* PROBLEM STATEMENT *
Reproduce all entries precisely as they are written.
--- EXERCISE DATA ---
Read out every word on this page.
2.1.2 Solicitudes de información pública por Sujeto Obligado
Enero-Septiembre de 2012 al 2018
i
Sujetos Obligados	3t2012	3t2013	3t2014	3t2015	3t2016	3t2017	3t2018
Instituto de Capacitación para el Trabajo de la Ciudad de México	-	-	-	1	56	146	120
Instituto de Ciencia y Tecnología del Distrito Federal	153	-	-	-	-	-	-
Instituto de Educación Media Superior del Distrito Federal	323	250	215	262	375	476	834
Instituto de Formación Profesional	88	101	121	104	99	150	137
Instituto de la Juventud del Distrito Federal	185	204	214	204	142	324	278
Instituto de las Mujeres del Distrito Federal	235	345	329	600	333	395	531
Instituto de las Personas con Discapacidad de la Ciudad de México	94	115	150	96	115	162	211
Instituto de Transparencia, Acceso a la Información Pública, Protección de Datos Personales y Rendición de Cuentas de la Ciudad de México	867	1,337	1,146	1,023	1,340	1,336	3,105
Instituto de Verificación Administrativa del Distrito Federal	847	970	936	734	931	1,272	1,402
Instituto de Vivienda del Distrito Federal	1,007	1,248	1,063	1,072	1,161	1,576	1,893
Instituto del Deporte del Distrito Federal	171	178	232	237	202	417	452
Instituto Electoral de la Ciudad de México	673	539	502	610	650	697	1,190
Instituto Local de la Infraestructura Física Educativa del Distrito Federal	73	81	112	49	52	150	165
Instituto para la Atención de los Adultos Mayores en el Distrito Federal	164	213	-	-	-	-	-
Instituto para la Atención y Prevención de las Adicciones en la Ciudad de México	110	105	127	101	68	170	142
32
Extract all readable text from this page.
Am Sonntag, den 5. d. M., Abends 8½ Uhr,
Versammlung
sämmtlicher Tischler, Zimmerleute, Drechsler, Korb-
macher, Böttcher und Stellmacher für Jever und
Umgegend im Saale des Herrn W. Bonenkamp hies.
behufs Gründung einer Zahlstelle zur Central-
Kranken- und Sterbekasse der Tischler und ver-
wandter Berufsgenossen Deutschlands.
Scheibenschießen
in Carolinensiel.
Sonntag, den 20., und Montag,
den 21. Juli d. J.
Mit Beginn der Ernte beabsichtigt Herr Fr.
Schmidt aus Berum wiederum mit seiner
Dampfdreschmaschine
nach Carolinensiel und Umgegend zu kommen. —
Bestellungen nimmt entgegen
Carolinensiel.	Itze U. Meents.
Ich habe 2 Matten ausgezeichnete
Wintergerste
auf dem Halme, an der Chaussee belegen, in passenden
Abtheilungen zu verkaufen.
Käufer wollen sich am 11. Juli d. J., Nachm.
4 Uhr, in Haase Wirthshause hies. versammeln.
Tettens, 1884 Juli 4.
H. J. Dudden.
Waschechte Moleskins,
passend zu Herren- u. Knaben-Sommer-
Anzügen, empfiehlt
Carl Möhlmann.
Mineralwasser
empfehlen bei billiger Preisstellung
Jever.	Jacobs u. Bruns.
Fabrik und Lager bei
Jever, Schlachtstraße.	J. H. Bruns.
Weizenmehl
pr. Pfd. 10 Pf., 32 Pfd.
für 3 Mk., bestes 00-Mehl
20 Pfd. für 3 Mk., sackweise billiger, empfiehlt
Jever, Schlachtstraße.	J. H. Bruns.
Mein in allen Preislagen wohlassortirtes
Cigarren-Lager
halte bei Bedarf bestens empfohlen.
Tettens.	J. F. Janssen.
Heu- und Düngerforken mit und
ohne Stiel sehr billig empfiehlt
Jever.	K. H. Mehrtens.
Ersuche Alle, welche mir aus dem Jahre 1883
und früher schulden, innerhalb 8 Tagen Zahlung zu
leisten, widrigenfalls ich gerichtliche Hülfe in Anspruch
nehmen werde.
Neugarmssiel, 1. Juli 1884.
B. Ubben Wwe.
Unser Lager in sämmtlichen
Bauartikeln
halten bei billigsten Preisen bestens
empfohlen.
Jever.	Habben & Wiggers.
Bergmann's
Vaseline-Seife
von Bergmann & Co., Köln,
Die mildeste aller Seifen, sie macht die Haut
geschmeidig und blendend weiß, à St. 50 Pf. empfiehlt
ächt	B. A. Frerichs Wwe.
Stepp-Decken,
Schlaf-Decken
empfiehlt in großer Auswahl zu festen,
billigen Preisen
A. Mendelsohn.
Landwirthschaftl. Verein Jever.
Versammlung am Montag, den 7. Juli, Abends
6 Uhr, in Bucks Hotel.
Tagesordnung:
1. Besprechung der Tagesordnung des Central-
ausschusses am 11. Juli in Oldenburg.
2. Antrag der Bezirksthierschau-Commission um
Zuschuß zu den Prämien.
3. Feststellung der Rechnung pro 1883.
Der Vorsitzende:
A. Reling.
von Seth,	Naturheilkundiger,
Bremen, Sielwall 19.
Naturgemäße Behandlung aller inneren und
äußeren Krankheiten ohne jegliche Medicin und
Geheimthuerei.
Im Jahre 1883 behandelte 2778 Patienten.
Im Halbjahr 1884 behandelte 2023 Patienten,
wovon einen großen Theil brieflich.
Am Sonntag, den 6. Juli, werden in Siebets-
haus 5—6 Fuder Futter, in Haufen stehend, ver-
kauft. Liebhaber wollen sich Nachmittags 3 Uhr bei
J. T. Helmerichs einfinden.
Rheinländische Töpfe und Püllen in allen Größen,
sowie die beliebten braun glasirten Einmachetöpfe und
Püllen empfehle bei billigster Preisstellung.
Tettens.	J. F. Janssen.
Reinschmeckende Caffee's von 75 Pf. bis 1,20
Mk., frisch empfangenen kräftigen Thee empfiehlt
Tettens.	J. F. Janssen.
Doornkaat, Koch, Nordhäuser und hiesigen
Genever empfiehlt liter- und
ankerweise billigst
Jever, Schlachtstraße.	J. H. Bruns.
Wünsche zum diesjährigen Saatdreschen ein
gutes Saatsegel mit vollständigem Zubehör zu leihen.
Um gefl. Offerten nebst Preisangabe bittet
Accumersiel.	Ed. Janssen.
---
* SOLUTION *
Read out every word on this page.
2.1.2 Solicitudes de información pública por Sujeto Obligado
Enero-Septiembre de 2012 al 2018
i
Sujetos Obligados	3t2012	3t2013	3t2014	3t2015	3t2016	3t2017	3t2018
Instituto de Capacitación para el Trabajo de la Ciudad de México	-	-	-	1	56	146	120
Instituto de Ciencia y Tecnología del Distrito Federal	153	-	-	-	-	-	-
Instituto de Educación Media Superior del Distrito Federal	323	250	215	262	375	476	834
Instituto de Formación Profesional	88	101	121	104	99	150	137
Instituto de la Juventud del Distrito Federal	185	204	214	204	142	324	278
Instituto de las Mujeres del Distrito Federal	235	345	329	600	333	395	531
Instituto de las Personas con Discapacidad de la Ciudad de México	94	115	150	96	115	162	211
Instituto de Transparencia, Acceso a la Información Pública, Protección de Datos Personales y Rendición de Cuentas de la Ciudad de México	867	1,337	1,146	1,023	1,340	1,336	3,105
Instituto de Verificación Administrativa del Distrito Federal	847	970	936	734	931	1,272	1,402
Instituto de Vivienda del Distrito Federal	1,007	1,248	1,063	1,072	1,161	1,576	1,893
Instituto del Deporte del Distrito Federal	171	178	232	237	202	417	452
Instituto Electoral de la Ciudad de México	673	539	502	610	650	697	1,190
Instituto Local de la Infraestructura Física Educativa del Distrito Federal	73	81	112	49	52	150	165
Instituto para la Atención de los Adultos Mayores en el Distrito Federal	164	213	-	-	-	-	-
Instituto para la Atención y Prevención de las Adicciones en la Ciudad de México	110	105	127	101	68	170	142
32
Extract all readable text from this page.
Am Sonntag, den 5. d. M., Abends 8½ Uhr,
Versammlung
sämmtlicher Tischler, Zimmerleute, Drechsler, Korb-
macher, Böttcher und Stellmacher für Jever und
Umgegend im Saale des Herrn W. Bonenkamp hies.
behufs Gründung einer Zahlstelle zur Central-
Kranken- und Sterbekasse der Tischler und ver-
wandter Berufsgenossen Deutschlands.
Scheibenschießen
in Carolinensiel.
Sonntag, den 20., und Montag,
den 21. Juli d. J.
Mit Beginn der Ernte beabsichtigt Herr Fr.
Schmidt aus Berum wiederum mit seiner
Dampfdreschmaschine
nach Carolinensiel und Umgegend zu kommen. —
Bestellungen nimmt entgegen
Carolinensiel.	Itze U. Meents.
Ich habe 2 Matten ausgezeichnete
Wintergerste
auf dem Halme, an der Chaussee belegen, in passenden
Abtheilungen zu verkaufen.
Käufer wollen sich am 11. Juli d. J., Nachm.
4 Uhr, in Haase Wirthshause hies. versammeln.
Tettens, 1884 Juli 4.
H. J. Dudden.
Waschechte Moleskins,
passend zu Herren- u. Knaben-Sommer-
Anzügen, empfiehlt
Carl Möhlmann.
Mineralwasser
empfehlen bei billiger Preisstellung
Jever.	Jacobs u. Bruns.
Fabrik und Lager bei
Jever, Schlachtstraße.	J. H. Bruns.
Weizenmehl
pr. Pfd. 10 Pf., 32 Pfd.
für 3 Mk., bestes 00-Mehl
20 Pfd. für 3 Mk., sackweise billiger, empfiehlt
Jever, Schlachtstraße.	J. H. Bruns.
Mein in allen Preislagen wohlassortirtes
Cigarren-Lager
halte bei Bedarf bestens empfohlen.
Tettens.	J. F. Janssen.
Heu- und Düngerforken mit und
ohne Stiel sehr billig empfiehlt
Jever.	K. H. Mehrtens.
Ersuche Alle, welche mir aus dem Jahre 1883
und früher schulden, innerhalb 8 Tagen Zahlung zu
leisten, widrigenfalls ich gerichtliche Hülfe in Anspruch
nehmen werde.
Neugarmssiel, 1. Juli 1884.
B. Ubben Wwe.
Unser Lager in sämmtlichen
Bauartikeln
halten bei billigsten Preisen bestens
empfohlen.
Jever.	Habben & Wiggers.
Bergmann's
Vaseline-Seife
von Bergmann & Co., Köln,
Die mildeste aller Seifen, sie macht die Haut
geschmeidig und blendend weiß, à St. 50 Pf. empfiehlt
ächt	B. A. Frerichs Wwe.
Stepp-Decken,
Schlaf-Decken
empfiehlt in großer Auswahl zu festen,
billigen Preisen
A. Mendelsohn.
Landwirthschaftl. Verein Jever.
Versammlung am Montag, den 7. Juli, Abends
6 Uhr, in Bucks Hotel.
Tagesordnung:
1. Besprechung der Tagesordnung des Central-
ausschusses am 11. Juli in Oldenburg.
2. Antrag der Bezirksthierschau-Commission um
Zuschuß zu den Prämien.
3. Feststellung der Rechnung pro 1883.
Der Vorsitzende:
A. Reling.
von Seth,	Naturheilkundiger,
Bremen, Sielwall 19.
Naturgemäße Behandlung aller inneren und
äußeren Krankheiten ohne jegliche Medicin und
Geheimthuerei.
Im Jahre 1883 behandelte 2778 Patienten.
Im Halbjahr 1884 behandelte 2023 Patienten,
wovon einen großen Theil brieflich.
Am Sonntag, den 6. Juli, werden in Siebets-
haus 5—6 Fuder Futter, in Haufen stehend, ver-
kauft. Liebhaber wollen sich Nachmittags 3 Uhr bei
J. T. Helmerichs einfinden.
Rheinländische Töpfe und Püllen in allen Größen,
sowie die beliebten braun glasirten Einmachetöpfe und
Püllen empfehle bei billigster Preisstellung.
Tettens.	J. F. Janssen.
Reinschmeckende Caffee's von 75 Pf. bis 1,20
Mk., frisch empfangenen kräftigen Thee empfiehlt
Tettens.	J. F. Janssen.
Doornkaat, Koch, Nordhäuser und hiesigen
Genever empfiehlt liter- und
ankerweise billigst
Jever, Schlachtstraße.	J. H. Bruns.
Wünsche zum diesjährigen Saatdreschen ein
gutes Saatsegel mit vollständigem Zubehör zu leihen.
Um gefl. Offerten nebst Preisangabe bittet
Accumersiel.	Ed. Janssen.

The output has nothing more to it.